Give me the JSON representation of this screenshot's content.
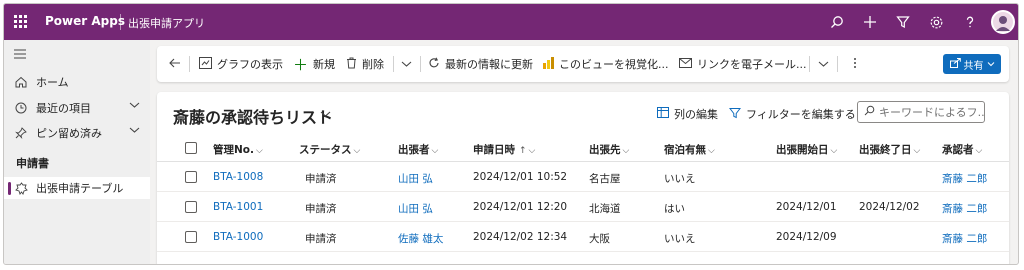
{
  "topbar": {
    "brand": "Power Apps",
    "app_name": "出張申請アプリ",
    "icons": [
      "search-icon",
      "plus-icon",
      "filter-icon",
      "settings-icon",
      "help-icon",
      "avatar"
    ]
  },
  "sidebar": {
    "items": [
      {
        "label": "ホーム",
        "icon": "home-icon"
      },
      {
        "label": "最近の項目",
        "icon": "clock-icon"
      },
      {
        "label": "ピン留め済み",
        "icon": "pin-icon"
      }
    ],
    "group_label": "申請書",
    "table_item": {
      "label": "出張申請テーブル",
      "icon": "table-icon"
    }
  },
  "commandbar": {
    "show_chart": "グラフの表示",
    "new": "新規",
    "delete": "削除",
    "refresh": "最新の情報に更新",
    "visualize": "このビューを視覚化...",
    "email_link": "リンクを電子メール...",
    "share": "共有"
  },
  "view": {
    "title": "斎藤の承認待ちリスト",
    "edit_columns": "列の編集",
    "edit_filters": "フィルターを編集する",
    "search_placeholder": "キーワードによるフ..."
  },
  "table": {
    "columns": [
      "管理No.",
      "ステータス",
      "出張者",
      "申請日時",
      "出張先",
      "宿泊有無",
      "出張開始日",
      "出張終了日",
      "承認者"
    ],
    "sort_indicator": "↑",
    "rows": [
      {
        "no": "BTA-1008",
        "status": "申請済",
        "traveler": "山田 弘",
        "applied": "2024/12/01 10:52",
        "dest": "名古屋",
        "stay": "いいえ",
        "start": "",
        "end": "",
        "approver": "斎藤 二郎"
      },
      {
        "no": "BTA-1001",
        "status": "申請済",
        "traveler": "山田 弘",
        "applied": "2024/12/01 12:20",
        "dest": "北海道",
        "stay": "はい",
        "start": "2024/12/01",
        "end": "2024/12/02",
        "approver": "斎藤 二郎"
      },
      {
        "no": "BTA-1000",
        "status": "申請済",
        "traveler": "佐藤 雄太",
        "applied": "2024/12/02 12:34",
        "dest": "大阪",
        "stay": "いいえ",
        "start": "2024/12/09",
        "end": "",
        "approver": "斎藤 二郎"
      }
    ]
  },
  "colors": {
    "brand_purple": "#742774",
    "link_blue": "#0f6cbd"
  }
}
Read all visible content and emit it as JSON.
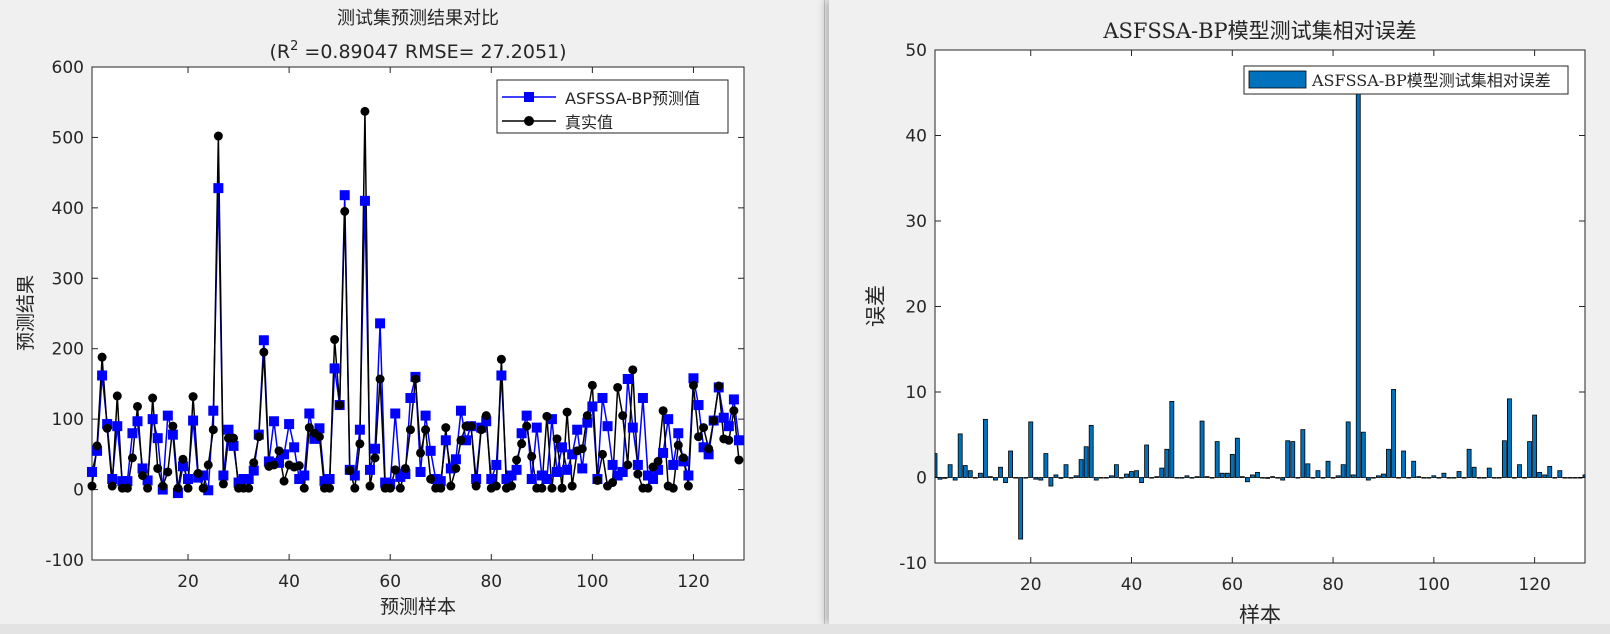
{
  "charts": [
    {
      "title_line1": "测试集预测结果对比",
      "title_r2_prefix": "(R",
      "title_r2_sup": "2",
      "title_r2_rest": " =0.89047 RMSE= 27.2051)",
      "xlabel": "预测样本",
      "ylabel": "预测结果",
      "legend": [
        "ASFSSA-BP预测值",
        "真实值"
      ]
    },
    {
      "title": "ASFSSA-BP模型测试集相对误差",
      "xlabel": "样本",
      "ylabel": "误差",
      "legend": [
        "ASFSSA-BP模型测试集相对误差"
      ]
    }
  ],
  "chart_data": [
    {
      "type": "line",
      "xlim": [
        1,
        130
      ],
      "ylim": [
        -100,
        600
      ],
      "xticks": [
        20,
        40,
        60,
        80,
        100,
        120
      ],
      "yticks": [
        -100,
        0,
        100,
        200,
        300,
        400,
        500,
        600
      ],
      "grid": false,
      "legend_position": "top-right",
      "series": [
        {
          "name": "ASFSSA-BP预测值",
          "color": "#0000ff",
          "marker": "square",
          "values": [
            25,
            55,
            162,
            93,
            15,
            90,
            12,
            12,
            80,
            97,
            30,
            13,
            100,
            73,
            0,
            105,
            78,
            -5,
            33,
            15,
            98,
            17,
            20,
            -1,
            112,
            428,
            20,
            85,
            62,
            10,
            15,
            15,
            27,
            78,
            212,
            40,
            97,
            38,
            50,
            93,
            60,
            15,
            20,
            108,
            72,
            87,
            12,
            15,
            172,
            120,
            418,
            28,
            20,
            85,
            410,
            28,
            58,
            236,
            10,
            8,
            108,
            18,
            22,
            130,
            160,
            25,
            105,
            55,
            15,
            12,
            70,
            30,
            43,
            112,
            70,
            90,
            15,
            88,
            97,
            15,
            35,
            162,
            15,
            20,
            28,
            80,
            105,
            15,
            88,
            20,
            15,
            100,
            25,
            60,
            28,
            50,
            85,
            30,
            95,
            118,
            15,
            130,
            90,
            35,
            20,
            25,
            157,
            88,
            35,
            130,
            20,
            15,
            28,
            52,
            100,
            35,
            80,
            40,
            20,
            158,
            120,
            60,
            50,
            98,
            145,
            102,
            90,
            128,
            70
          ]
        },
        {
          "name": "真实值",
          "color": "#000000",
          "marker": "circle",
          "values": [
            5,
            62,
            188,
            87,
            5,
            133,
            2,
            2,
            45,
            118,
            20,
            2,
            130,
            30,
            5,
            25,
            90,
            2,
            43,
            2,
            132,
            23,
            2,
            35,
            85,
            502,
            8,
            73,
            73,
            2,
            2,
            2,
            38,
            75,
            195,
            33,
            35,
            55,
            12,
            35,
            32,
            34,
            2,
            88,
            80,
            75,
            2,
            2,
            213,
            120,
            395,
            27,
            2,
            65,
            537,
            5,
            45,
            157,
            2,
            2,
            28,
            2,
            30,
            85,
            157,
            52,
            85,
            15,
            2,
            2,
            88,
            5,
            30,
            70,
            90,
            90,
            5,
            85,
            105,
            2,
            5,
            185,
            2,
            5,
            42,
            65,
            90,
            47,
            2,
            2,
            104,
            2,
            72,
            2,
            110,
            5,
            55,
            58,
            105,
            148,
            13,
            50,
            5,
            10,
            145,
            105,
            35,
            170,
            22,
            2,
            2,
            32,
            40,
            112,
            5,
            2,
            63,
            45,
            5,
            148,
            75,
            88,
            58,
            98,
            147,
            72,
            70,
            112,
            42
          ]
        }
      ]
    },
    {
      "type": "bar",
      "xlim": [
        1,
        130
      ],
      "ylim": [
        -10,
        50
      ],
      "xticks": [
        20,
        40,
        60,
        80,
        100,
        120
      ],
      "yticks": [
        -10,
        0,
        10,
        20,
        30,
        40,
        50
      ],
      "grid": false,
      "legend_position": "top-right",
      "bar_color": "#0072bd",
      "series": [
        {
          "name": "ASFSSA-BP模型测试集相对误差",
          "values": [
            2.8,
            -0.2,
            -0.1,
            1.5,
            -0.3,
            5.1,
            1.4,
            0.8,
            0,
            0.5,
            6.8,
            0.1,
            -0.3,
            1.2,
            -0.6,
            3.1,
            0,
            -7.2,
            0,
            6.5,
            -0.2,
            -0.3,
            2.8,
            -1,
            0.3,
            -0.1,
            1.5,
            0,
            0.2,
            2.1,
            3.6,
            6.1,
            -0.3,
            0,
            0,
            0.2,
            1.5,
            0,
            0.4,
            0.7,
            0.8,
            -0.6,
            3.8,
            0,
            0.1,
            1.1,
            3.3,
            8.9,
            0,
            0,
            0.2,
            0,
            0.1,
            6.6,
            0.1,
            0,
            4.2,
            0.5,
            0.5,
            2.7,
            4.6,
            0.1,
            -0.5,
            0.3,
            0.6,
            0,
            -0.1,
            0.1,
            0,
            -0.3,
            4.3,
            4.2,
            0,
            5.6,
            1.6,
            0,
            0.8,
            0,
            1.9,
            0,
            0.2,
            1.5,
            6.5,
            0.3,
            45,
            5.3,
            -0.3,
            0,
            0.2,
            0.4,
            3.3,
            10.3,
            0,
            3.1,
            0,
            1.9,
            0.1,
            0,
            0,
            0.2,
            0,
            0.5,
            0,
            0,
            0.7,
            0,
            3.3,
            1.2,
            0,
            0,
            1.1,
            0,
            0,
            4.3,
            9.2,
            0,
            1.5,
            0,
            4.2,
            7.3,
            0.6,
            0.3,
            1.3,
            0,
            0.8,
            0,
            0,
            0,
            0,
            0.3,
            0.3,
            0,
            0.8
          ]
        }
      ]
    }
  ]
}
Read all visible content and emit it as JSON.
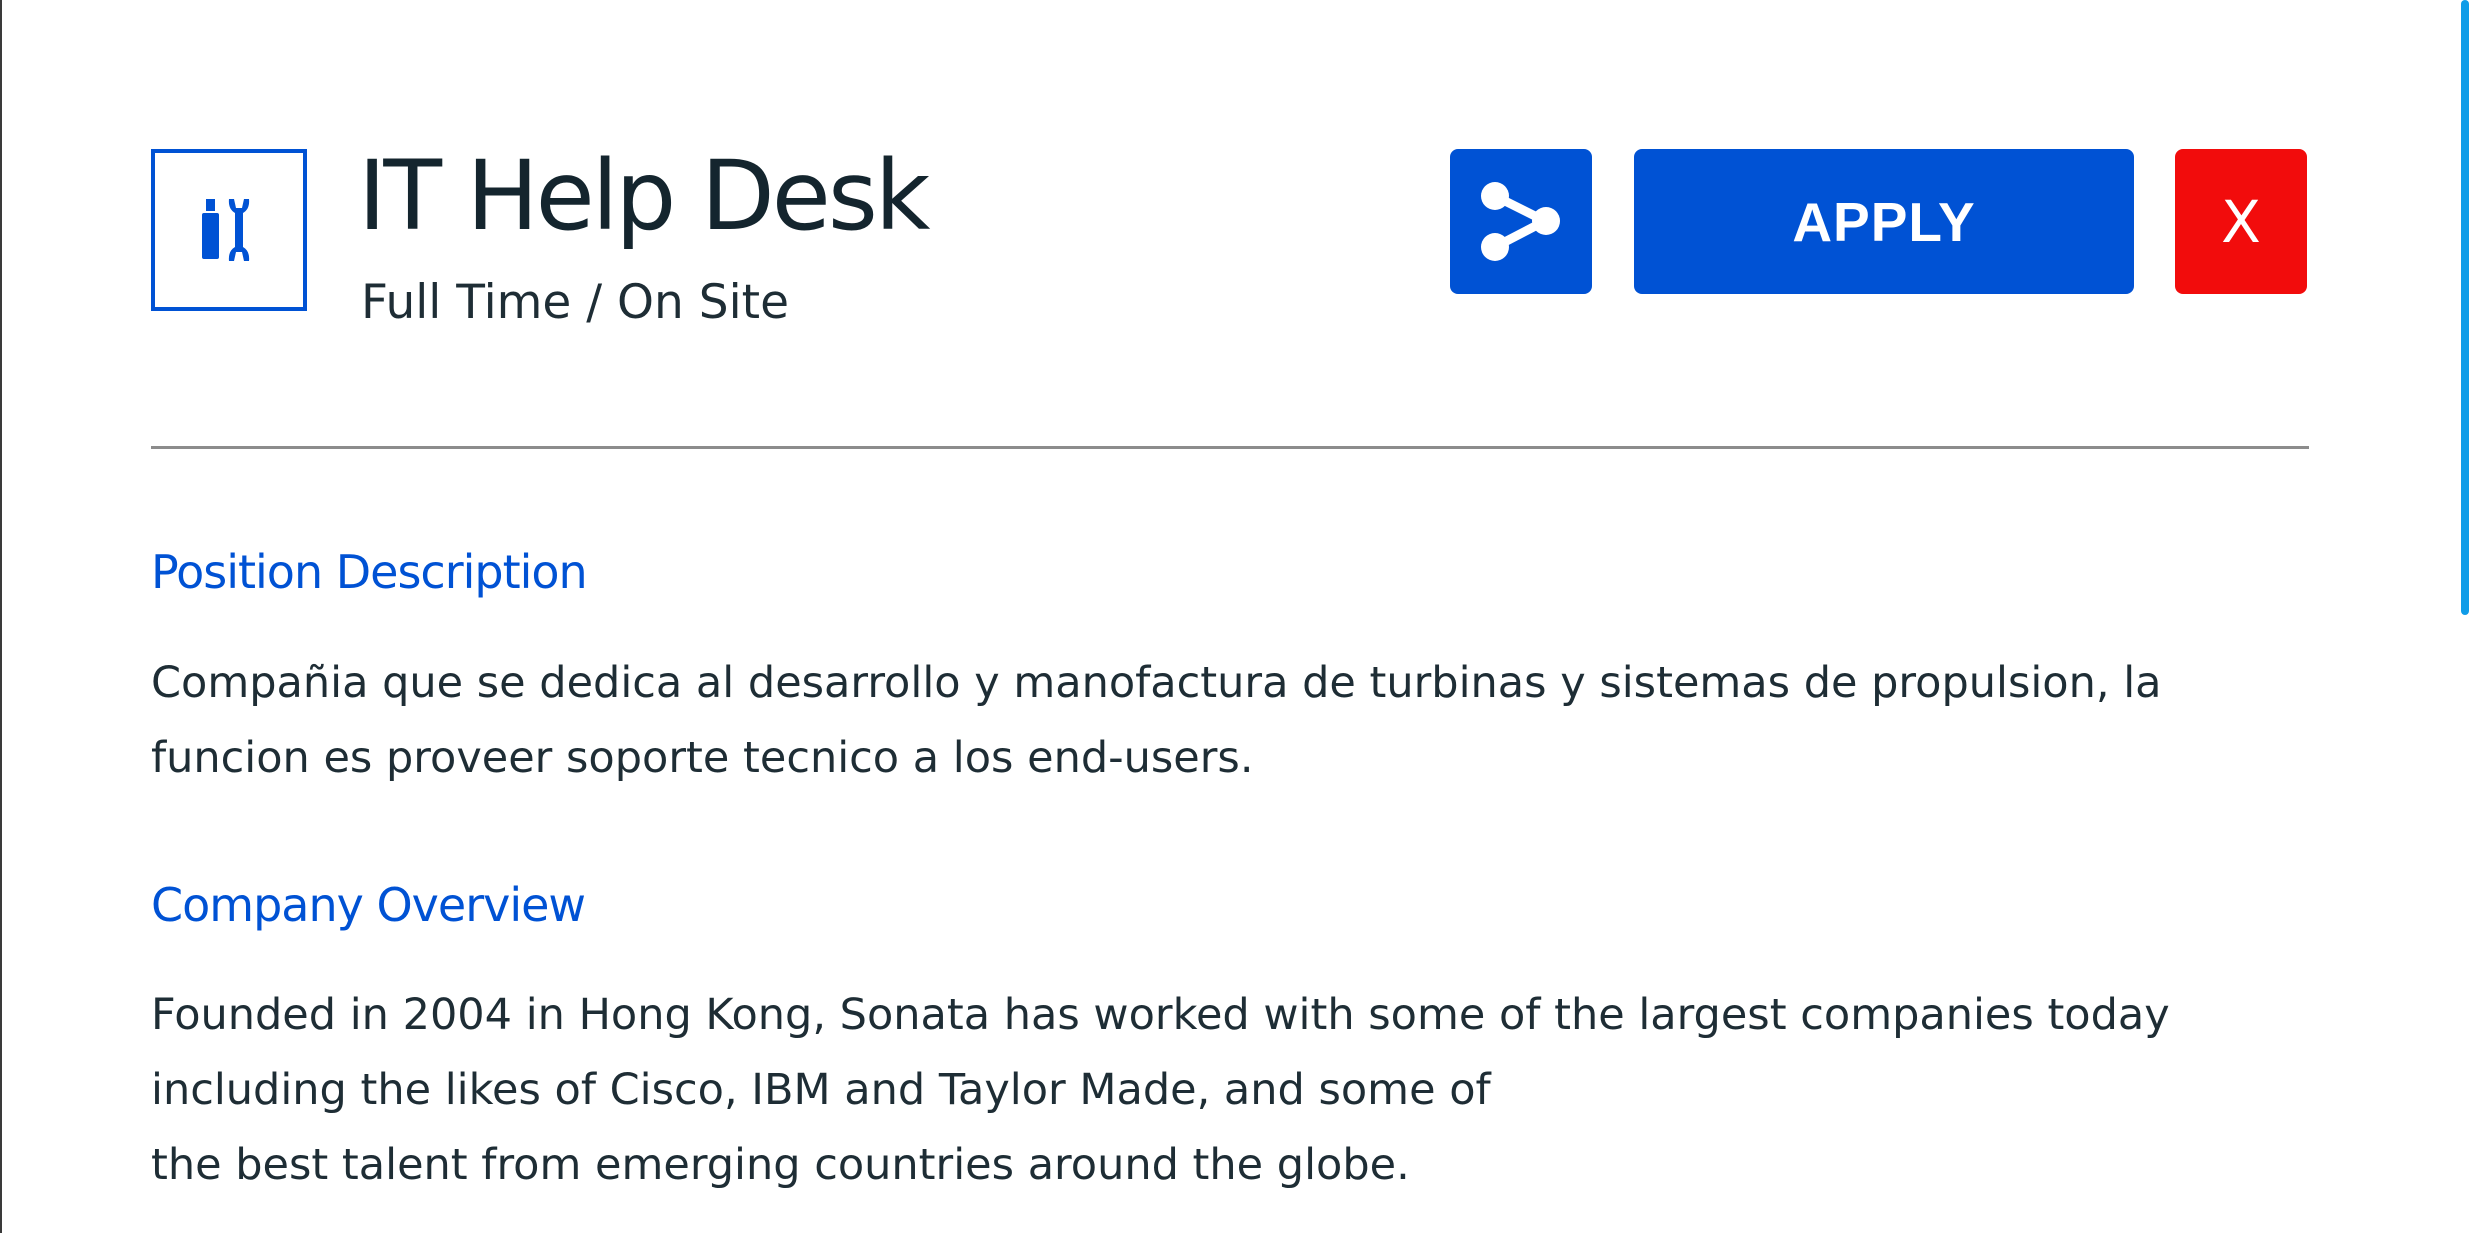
{
  "job": {
    "icon": "tools-icon",
    "title": "IT Help Desk",
    "subtitle": "Full Time / On Site"
  },
  "actions": {
    "share_icon": "share-icon",
    "apply_label": "APPLY",
    "close_label": "X"
  },
  "sections": [
    {
      "heading": "Position Description",
      "lines": [
        "Compañia que se dedica al desarrollo y manofactura de turbinas y sistemas de propulsion, la",
        "funcion es proveer soporte tecnico a los end-users."
      ]
    },
    {
      "heading": "Company Overview",
      "lines": [
        "Founded in 2004 in Hong Kong, Sonata has worked with some of the largest companies today",
        "including the likes of Cisco, IBM and Taylor Made, and some of",
        "the best talent from emerging countries around the globe."
      ]
    }
  ],
  "colors": {
    "accent": "#0052d4",
    "close": "#f20c0c",
    "scrollbar": "#0f9ce8",
    "text": "#1e2d35"
  }
}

==*==

> _WHAT YOU SHOULD DO_: Return every line in the listing that contains the word "some".

> _RESULT OF THE EXERCISE_:
        "Founded in 2004 in Hong Kong, Sonata has worked with some of the largest companies today",
        "including the likes of Cisco, IBM and Taylor Made, and some of",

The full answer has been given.